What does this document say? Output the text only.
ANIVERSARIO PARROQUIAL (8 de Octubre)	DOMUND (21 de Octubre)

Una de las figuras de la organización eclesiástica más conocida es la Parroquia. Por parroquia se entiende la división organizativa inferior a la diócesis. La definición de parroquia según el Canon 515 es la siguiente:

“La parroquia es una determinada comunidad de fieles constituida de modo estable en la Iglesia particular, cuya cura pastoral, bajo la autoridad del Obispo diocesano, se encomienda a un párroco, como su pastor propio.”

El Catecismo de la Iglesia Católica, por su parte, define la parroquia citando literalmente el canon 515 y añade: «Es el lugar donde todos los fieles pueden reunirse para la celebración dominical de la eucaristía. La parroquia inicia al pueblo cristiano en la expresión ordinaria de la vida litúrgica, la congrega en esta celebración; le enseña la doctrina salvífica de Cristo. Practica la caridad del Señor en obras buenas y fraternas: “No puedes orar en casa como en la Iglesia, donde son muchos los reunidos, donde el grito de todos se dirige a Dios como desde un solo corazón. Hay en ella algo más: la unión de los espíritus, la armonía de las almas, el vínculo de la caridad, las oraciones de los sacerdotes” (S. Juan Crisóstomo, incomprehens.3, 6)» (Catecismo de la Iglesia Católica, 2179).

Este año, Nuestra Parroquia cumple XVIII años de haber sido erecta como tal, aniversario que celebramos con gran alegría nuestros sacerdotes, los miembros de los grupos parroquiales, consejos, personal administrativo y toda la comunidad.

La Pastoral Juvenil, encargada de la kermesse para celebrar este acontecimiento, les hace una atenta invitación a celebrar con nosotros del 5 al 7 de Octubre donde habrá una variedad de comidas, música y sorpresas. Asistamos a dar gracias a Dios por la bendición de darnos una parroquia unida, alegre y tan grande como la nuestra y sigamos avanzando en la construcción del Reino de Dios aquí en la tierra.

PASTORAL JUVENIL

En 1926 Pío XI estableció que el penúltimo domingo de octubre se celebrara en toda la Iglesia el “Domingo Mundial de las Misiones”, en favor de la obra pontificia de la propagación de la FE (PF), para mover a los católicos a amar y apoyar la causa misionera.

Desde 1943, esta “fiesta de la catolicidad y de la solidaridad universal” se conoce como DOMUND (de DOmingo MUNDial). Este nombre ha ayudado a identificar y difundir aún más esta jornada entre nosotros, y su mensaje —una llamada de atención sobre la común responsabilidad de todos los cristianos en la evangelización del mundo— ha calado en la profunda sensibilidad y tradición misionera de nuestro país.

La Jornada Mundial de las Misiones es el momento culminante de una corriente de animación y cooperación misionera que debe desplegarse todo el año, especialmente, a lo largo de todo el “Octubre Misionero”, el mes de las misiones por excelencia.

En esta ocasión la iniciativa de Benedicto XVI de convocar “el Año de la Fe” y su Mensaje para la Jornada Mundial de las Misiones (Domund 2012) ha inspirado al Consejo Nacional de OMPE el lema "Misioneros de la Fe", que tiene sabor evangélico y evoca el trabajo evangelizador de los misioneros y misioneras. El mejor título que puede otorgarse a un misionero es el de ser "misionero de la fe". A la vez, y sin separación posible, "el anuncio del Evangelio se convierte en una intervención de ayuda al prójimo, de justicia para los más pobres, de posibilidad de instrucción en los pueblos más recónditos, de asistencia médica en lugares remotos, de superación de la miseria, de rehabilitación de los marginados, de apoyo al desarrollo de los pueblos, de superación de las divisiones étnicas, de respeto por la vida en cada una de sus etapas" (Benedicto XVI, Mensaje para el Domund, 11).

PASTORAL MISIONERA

Given request: Reproduce each line holding the word "toda".

The solution:
Este año, Nuestra Parroquia cumple XVIII años de haber sido erecta como tal, aniversario que celebramos con gran alegría nuestros sacerdotes, los miembros de los grupos parroquiales, consejos, personal administrativo y toda la comunidad.
En 1926 Pío XI estableció que el penúltimo domingo de octubre se celebrara en toda la Iglesia el “Domingo Mundial de las Misiones”, en favor de la obra pontificia de la propagación de la FE (PF), para mover a los católicos a amar y apoyar la causa misionera.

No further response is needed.